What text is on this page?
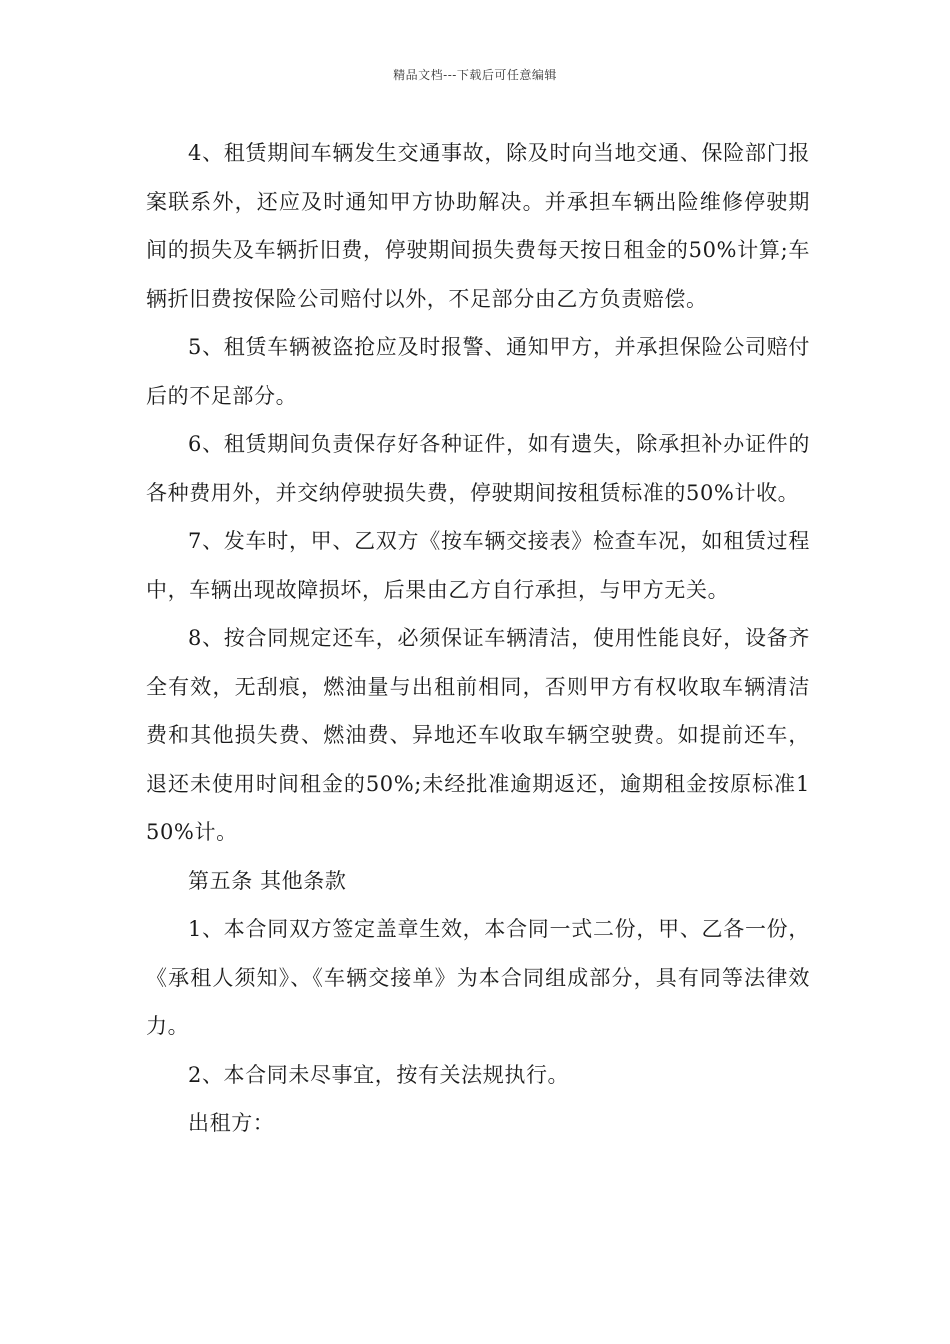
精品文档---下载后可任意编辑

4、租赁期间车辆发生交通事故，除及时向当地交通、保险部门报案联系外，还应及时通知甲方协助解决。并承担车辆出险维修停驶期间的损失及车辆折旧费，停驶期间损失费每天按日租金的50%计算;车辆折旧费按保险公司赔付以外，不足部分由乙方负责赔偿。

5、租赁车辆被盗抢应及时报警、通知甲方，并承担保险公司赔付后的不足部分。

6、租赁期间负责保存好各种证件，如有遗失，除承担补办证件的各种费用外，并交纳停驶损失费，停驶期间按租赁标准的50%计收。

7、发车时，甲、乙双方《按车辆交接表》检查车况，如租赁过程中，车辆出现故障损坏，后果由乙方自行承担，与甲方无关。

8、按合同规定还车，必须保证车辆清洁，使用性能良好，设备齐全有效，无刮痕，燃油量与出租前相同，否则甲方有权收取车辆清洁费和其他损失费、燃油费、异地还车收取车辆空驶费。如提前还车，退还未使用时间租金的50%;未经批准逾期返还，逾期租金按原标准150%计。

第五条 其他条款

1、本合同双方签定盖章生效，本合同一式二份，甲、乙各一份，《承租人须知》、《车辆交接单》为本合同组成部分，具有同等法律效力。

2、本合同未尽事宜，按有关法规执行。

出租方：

[Objective]: Write out the entries above verbatim; the pictures do not belong in your copy.

[Written solution]:
What text is on this page?
精品文档---下载后可任意编辑

4、租赁期间车辆发生交通事故，除及时向当地交通、保险部门报案联系外，还应及时通知甲方协助解决。并承担车辆出险维修停驶期间的损失及车辆折旧费，停驶期间损失费每天按日租金的50%计算;车辆折旧费按保险公司赔付以外，不足部分由乙方负责赔偿。

5、租赁车辆被盗抢应及时报警、通知甲方，并承担保险公司赔付后的不足部分。

6、租赁期间负责保存好各种证件，如有遗失，除承担补办证件的各种费用外，并交纳停驶损失费，停驶期间按租赁标准的50%计收。

7、发车时，甲、乙双方《按车辆交接表》检查车况，如租赁过程中，车辆出现故障损坏，后果由乙方自行承担，与甲方无关。

8、按合同规定还车，必须保证车辆清洁，使用性能良好，设备齐全有效，无刮痕，燃油量与出租前相同，否则甲方有权收取车辆清洁费和其他损失费、燃油费、异地还车收取车辆空驶费。如提前还车，退还未使用时间租金的50%;未经批准逾期返还，逾期租金按原标准150%计。

第五条 其他条款

1、本合同双方签定盖章生效，本合同一式二份，甲、乙各一份，《承租人须知》、《车辆交接单》为本合同组成部分，具有同等法律效力。

2、本合同未尽事宜，按有关法规执行。

出租方：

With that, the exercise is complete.